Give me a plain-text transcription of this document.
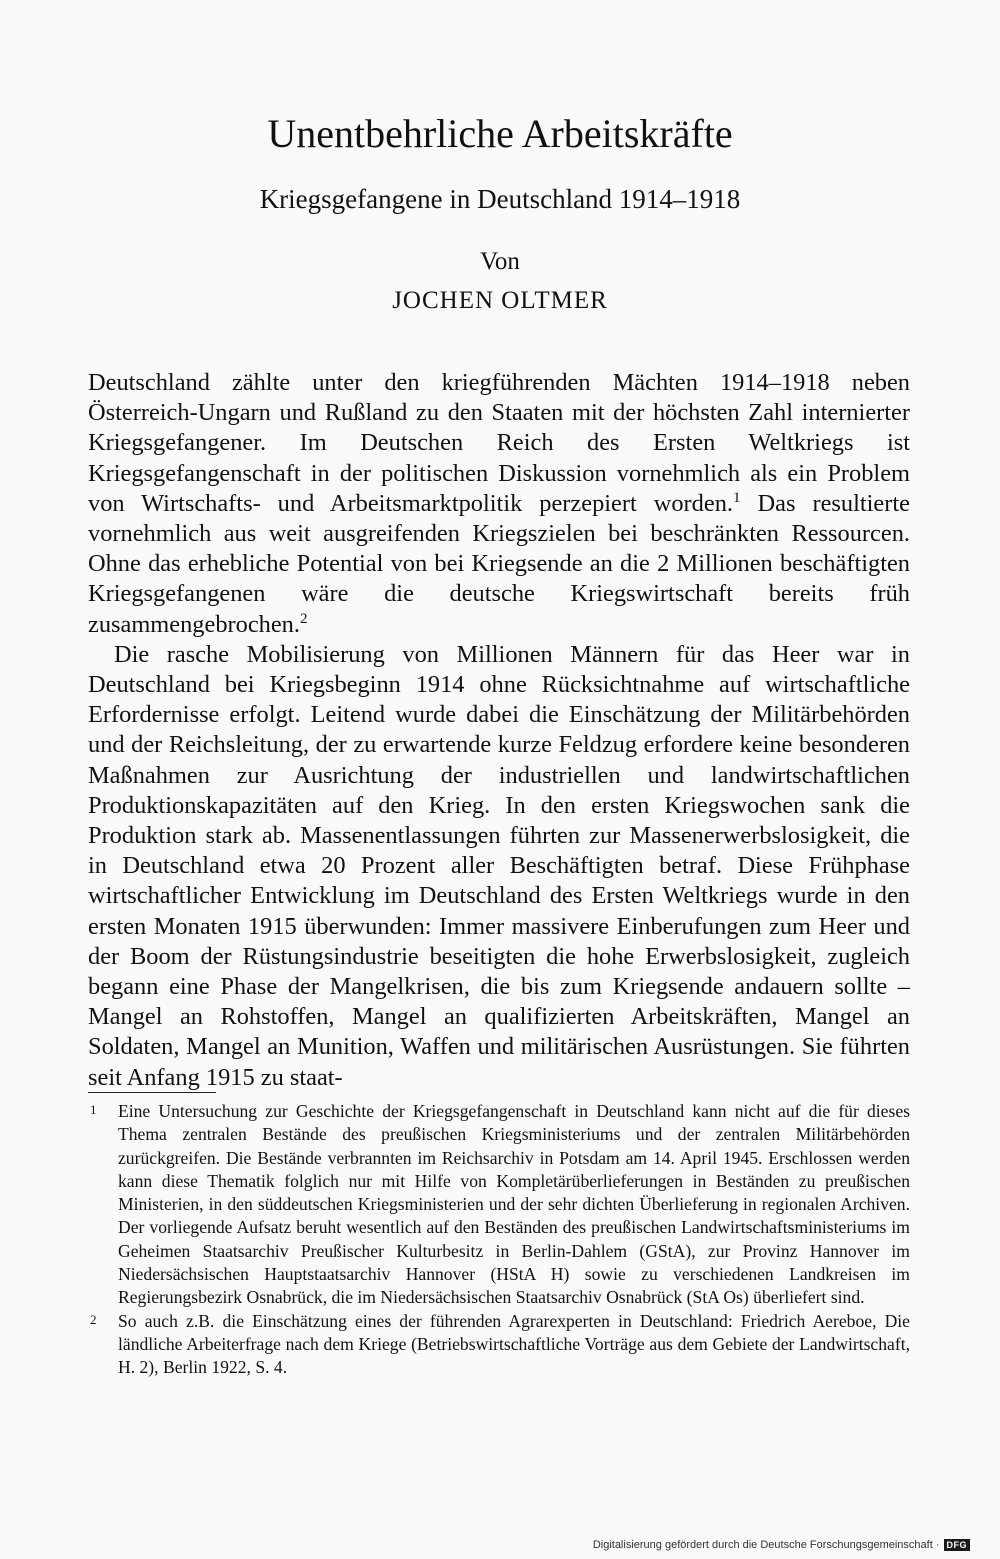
Unentbehrliche Arbeitskräfte
Kriegsgefangene in Deutschland 1914–1918
Von
JOCHEN OLTMER

Deutschland zählte unter den kriegführenden Mächten 1914–1918 neben Österreich-Ungarn und Rußland zu den Staaten mit der höchsten Zahl internierter Kriegsgefangener. Im Deutschen Reich des Ersten Weltkriegs ist Kriegsgefangenschaft in der politischen Diskussion vornehmlich als ein Problem von Wirtschafts- und Arbeitsmarktpolitik perzepiert worden.$^1$ Das resultierte vornehmlich aus weit ausgreifenden Kriegszielen bei beschränkten Ressourcen. Ohne das erhebliche Potential von bei Kriegsende an die 2 Millionen beschäftigten Kriegsgefangenen wäre die deutsche Kriegswirtschaft bereits früh zusammengebrochen.$^2$

Die rasche Mobilisierung von Millionen Männern für das Heer war in Deutschland bei Kriegsbeginn 1914 ohne Rücksichtnahme auf wirtschaftliche Erfordernisse erfolgt. Leitend wurde dabei die Einschätzung der Militärbehörden und der Reichsleitung, der zu erwartende kurze Feldzug erfordere keine besonderen Maßnahmen zur Ausrichtung der industriellen und landwirtschaftlichen Produktionskapazitäten auf den Krieg. In den ersten Kriegswochen sank die Produktion stark ab. Massenentlassungen führten zur Massenerwerbslosigkeit, die in Deutschland etwa 20 Prozent aller Beschäftigten betraf. Diese Frühphase wirtschaftlicher Entwicklung im Deutschland des Ersten Weltkriegs wurde in den ersten Monaten 1915 überwunden: Immer massivere Einberufungen zum Heer und der Boom der Rüstungsindustrie beseitigten die hohe Erwerbslosigkeit, zugleich begann eine Phase der Mangelkrisen, die bis zum Kriegsende andauern sollte – Mangel an Rohstoffen, Mangel an qualifizierten Arbeitskräften, Mangel an Soldaten, Mangel an Munition, Waffen und militärischen Ausrüstungen. Sie führten seit Anfang 1915 zu staat-

1	Eine Untersuchung zur Geschichte der Kriegsgefangenschaft in Deutschland kann nicht auf die für dieses Thema zentralen Bestände des preußischen Kriegsministeriums und der zentralen Militärbehörden zurückgreifen. Die Bestände verbrannten im Reichsarchiv in Potsdam am 14. April 1945. Erschlossen werden kann diese Thematik folglich nur mit Hilfe von Kompletärüberlieferungen in Beständen zu preußischen Ministerien, in den süddeutschen Kriegsministerien und der sehr dichten Überlieferung in regionalen Archiven. Der vorliegende Aufsatz beruht wesentlich auf den Beständen des preußischen Landwirtschaftsministeriums im Geheimen Staatsarchiv Preußischer Kulturbesitz in Berlin-Dahlem (GStA), zur Provinz Hannover im Niedersächsischen Hauptstaatsarchiv Hannover (HStA H) sowie zu verschiedenen Landkreisen im Regierungsbezirk Osnabrück, die im Niedersächsischen Staatsarchiv Osnabrück (StA Os) überliefert sind.
2	So auch z.B. die Einschätzung eines der führenden Agrarexperten in Deutschland: Friedrich Aereboe, Die ländliche Arbeiterfrage nach dem Kriege (Betriebswirtschaftliche Vorträge aus dem Gebiete der Landwirtschaft, H. 2), Berlin 1922, S. 4.
Digitalisierung gefördert durch die Deutsche Forschungsgemeinschaft · DFG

**The problem**
Look through the entries above; copy every line holding the string "Kriegsgefangenschaft".

**The answer**
Deutschland zählte unter den kriegführenden Mächten 1914–1918 neben Österreich-Ungarn und Rußland zu den Staaten mit der höchsten Zahl internierter Kriegsgefangener. Im Deutschen Reich des Ersten Weltkriegs ist Kriegsgefangenschaft in der politischen Diskussion vornehmlich als ein Problem von Wirtschafts- und Arbeitsmarktpolitik perzepiert worden.$^1$ Das resultierte vornehmlich aus weit ausgreifenden Kriegszielen bei beschränkten Ressourcen. Ohne das erhebliche Potential von bei Kriegsende an die 2 Millionen beschäftigten Kriegsgefangenen wäre die deutsche Kriegswirtschaft bereits früh zusammengebrochen.$^2$
1	Eine Untersuchung zur Geschichte der Kriegsgefangenschaft in Deutschland kann nicht auf die für dieses Thema zentralen Bestände des preußischen Kriegsministeriums und der zentralen Militärbehörden zurückgreifen. Die Bestände verbrannten im Reichsarchiv in Potsdam am 14. April 1945. Erschlossen werden kann diese Thematik folglich nur mit Hilfe von Kompletärüberlieferungen in Beständen zu preußischen Ministerien, in den süddeutschen Kriegsministerien und der sehr dichten Überlieferung in regionalen Archiven. Der vorliegende Aufsatz beruht wesentlich auf den Beständen des preußischen Landwirtschaftsministeriums im Geheimen Staatsarchiv Preußischer Kulturbesitz in Berlin-Dahlem (GStA), zur Provinz Hannover im Niedersächsischen Hauptstaatsarchiv Hannover (HStA H) sowie zu verschiedenen Landkreisen im Regierungsbezirk Osnabrück, die im Niedersächsischen Staatsarchiv Osnabrück (StA Os) überliefert sind.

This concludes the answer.